Document extract:
>>>>>

Workflows execute in pulses from left to right, rather than cyclically. Control passes from the currently executing Node to all Nodes connected to the right of it, until there are no more connected Nodes.
Workflows can run on-demand or continuously (called AutoStart). When a Workflow is designed for AutoStart, it usually contains a Trigger Node which is one of the first Nodes to execute. Triggers block until a condition is met and when present in a Workflow, control returns to the earliest Trigger again once all downstream Nodes have finished executing.
In on-demand mode, Workflows can be run by an end-user from within the Flowgear Console or called via the Flowgear API. Workflows often have input and output properties (ie. a data contract) that enable a user or a consumer to specify parameters and receive results. These properties are defined using a special Node called a Variable Bar.
Nodes are categorised by their function:
Developers can create their own Nodes for private use or share them with the Flowgear community.
Currently, all Node submissions are reviewed by Flowgear prior to publishing. Refer to Building Nodes for information on creating your own Nodes.

<<<<<

Exercise requirements:
- A) Can you rewrite the paragraph in the Flowgear workflow passage that begins "Workflows can run on-demand or continuously" as a short bulleted list that keeps its main facts?
- B) Continue the Flowgear workflow passage from the end of its last sentence.

(Collected data entries)

>>>>>

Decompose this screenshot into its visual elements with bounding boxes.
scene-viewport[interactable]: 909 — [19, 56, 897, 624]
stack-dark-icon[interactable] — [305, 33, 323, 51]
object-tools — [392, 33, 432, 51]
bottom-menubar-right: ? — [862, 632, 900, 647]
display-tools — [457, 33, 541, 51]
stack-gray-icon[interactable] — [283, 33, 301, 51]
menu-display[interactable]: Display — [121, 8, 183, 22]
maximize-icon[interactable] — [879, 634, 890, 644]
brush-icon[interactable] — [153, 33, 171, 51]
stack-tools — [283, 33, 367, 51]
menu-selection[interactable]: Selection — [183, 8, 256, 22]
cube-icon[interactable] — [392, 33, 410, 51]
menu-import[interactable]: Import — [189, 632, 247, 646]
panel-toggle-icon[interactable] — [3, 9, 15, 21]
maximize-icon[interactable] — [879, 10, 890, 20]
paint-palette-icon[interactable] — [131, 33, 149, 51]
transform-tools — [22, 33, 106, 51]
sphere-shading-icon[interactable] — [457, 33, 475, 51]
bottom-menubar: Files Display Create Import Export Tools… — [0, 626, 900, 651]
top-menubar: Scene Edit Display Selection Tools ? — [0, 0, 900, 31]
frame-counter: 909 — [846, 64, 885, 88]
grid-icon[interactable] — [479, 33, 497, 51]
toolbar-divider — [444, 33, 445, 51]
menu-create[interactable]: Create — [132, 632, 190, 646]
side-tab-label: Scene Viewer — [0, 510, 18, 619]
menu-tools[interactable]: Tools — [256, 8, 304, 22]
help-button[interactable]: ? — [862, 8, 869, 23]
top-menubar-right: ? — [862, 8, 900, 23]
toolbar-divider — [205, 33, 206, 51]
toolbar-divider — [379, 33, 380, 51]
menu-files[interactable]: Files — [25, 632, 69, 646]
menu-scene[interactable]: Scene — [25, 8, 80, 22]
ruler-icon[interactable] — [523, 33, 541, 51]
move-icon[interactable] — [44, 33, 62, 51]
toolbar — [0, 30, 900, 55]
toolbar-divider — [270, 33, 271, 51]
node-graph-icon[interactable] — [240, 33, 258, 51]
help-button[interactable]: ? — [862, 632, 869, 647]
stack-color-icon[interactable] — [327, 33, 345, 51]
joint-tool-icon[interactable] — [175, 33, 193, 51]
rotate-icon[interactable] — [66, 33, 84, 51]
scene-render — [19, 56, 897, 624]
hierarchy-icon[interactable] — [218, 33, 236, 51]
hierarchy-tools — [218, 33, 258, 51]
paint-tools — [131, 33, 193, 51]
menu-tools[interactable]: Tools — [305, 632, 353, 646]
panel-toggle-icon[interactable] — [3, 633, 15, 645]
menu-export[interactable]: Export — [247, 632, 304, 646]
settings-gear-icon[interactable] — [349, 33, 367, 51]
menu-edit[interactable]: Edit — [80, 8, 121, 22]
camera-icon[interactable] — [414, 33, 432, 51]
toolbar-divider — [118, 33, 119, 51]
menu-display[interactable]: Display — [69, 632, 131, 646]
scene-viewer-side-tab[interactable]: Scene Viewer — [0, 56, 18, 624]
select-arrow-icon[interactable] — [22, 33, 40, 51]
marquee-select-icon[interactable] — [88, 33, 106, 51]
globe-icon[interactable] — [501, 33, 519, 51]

<<<<<

Activity answers:
- A)
- Workflows run either on-demand or continuously (AutoStart).
- AutoStart Workflows usually contain a Trigger Node that is one of the first Nodes to execute.
- Triggers block until a condition is met.
- When a Workflow has a Trigger, control returns to the earliest Trigger once all downstream Nodes have finished executing.

- B)
It is frequently necessary to connect to data sources that are either not exposed to the Internet (for example, a web service behind a firewall) or have stateful API's that are not web-transportable (for example, COM API's).
In these scenarios, a software agent called a DropPoint can be installed on an application or database server in order to gain access to the data source. A Connection specifies the endpoint and credentials for a data source and optionally allows users to select a DropPoint on which the Node should execute.
DropPoints are not simply proxies, they dynamically acquire and execute Node assemblies/binaries and can therefore be used to connect to endpoints other than web services. DropPoints also recover from disruption to Internet connectivity and tasks may appear to take longer to execute than usual if a disruption occurs while a Node is executing.